Start ENTRIES SUPPLIED

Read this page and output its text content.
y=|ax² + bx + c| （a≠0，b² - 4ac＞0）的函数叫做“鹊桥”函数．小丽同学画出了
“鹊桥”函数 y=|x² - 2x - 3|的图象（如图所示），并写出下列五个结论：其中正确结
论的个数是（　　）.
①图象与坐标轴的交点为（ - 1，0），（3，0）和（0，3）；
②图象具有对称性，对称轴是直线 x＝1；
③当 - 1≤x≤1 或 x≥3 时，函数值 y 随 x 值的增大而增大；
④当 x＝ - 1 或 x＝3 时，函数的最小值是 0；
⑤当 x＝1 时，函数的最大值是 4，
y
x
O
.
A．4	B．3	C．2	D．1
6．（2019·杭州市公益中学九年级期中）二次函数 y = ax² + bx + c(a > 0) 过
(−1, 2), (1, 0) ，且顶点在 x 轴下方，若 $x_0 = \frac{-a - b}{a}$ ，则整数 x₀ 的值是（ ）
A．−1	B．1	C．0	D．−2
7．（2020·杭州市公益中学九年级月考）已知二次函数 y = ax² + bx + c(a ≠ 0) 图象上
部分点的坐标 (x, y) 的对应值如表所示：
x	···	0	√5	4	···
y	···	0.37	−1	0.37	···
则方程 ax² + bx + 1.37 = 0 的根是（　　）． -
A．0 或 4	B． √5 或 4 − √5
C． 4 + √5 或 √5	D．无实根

End ENTRIES SUPPLIED

_DESCRIPTION OF THE TASK_
Using the data above, reproduce every line exactly.

_SOLUTION TO THIS PROBLEM_
Read this page and output its text content.
y=|ax² + bx + c| （a≠0，b² - 4ac＞0）的函数叫做“鹊桥”函数．小丽同学画出了
“鹊桥”函数 y=|x² - 2x - 3|的图象（如图所示），并写出下列五个结论：其中正确结
论的个数是（　　）.
①图象与坐标轴的交点为（ - 1，0），（3，0）和（0，3）；
②图象具有对称性，对称轴是直线 x＝1；
③当 - 1≤x≤1 或 x≥3 时，函数值 y 随 x 值的增大而增大；
④当 x＝ - 1 或 x＝3 时，函数的最小值是 0；
⑤当 x＝1 时，函数的最大值是 4，
y
x
O
.
A．4	B．3	C．2	D．1
6．（2019·杭州市公益中学九年级期中）二次函数 y = ax² + bx + c(a > 0) 过
(−1, 2), (1, 0) ，且顶点在 x 轴下方，若 $x_0 = \frac{-a - b}{a}$ ，则整数 x₀ 的值是（ ）
A．−1	B．1	C．0	D．−2
7．（2020·杭州市公益中学九年级月考）已知二次函数 y = ax² + bx + c(a ≠ 0) 图象上
部分点的坐标 (x, y) 的对应值如表所示：
x	···	0	√5	4	···
y	···	0.37	−1	0.37	···
则方程 ax² + bx + 1.37 = 0 的根是（　　）． -
A．0 或 4	B． √5 或 4 − √5
C． 4 + √5 或 √5	D．无实根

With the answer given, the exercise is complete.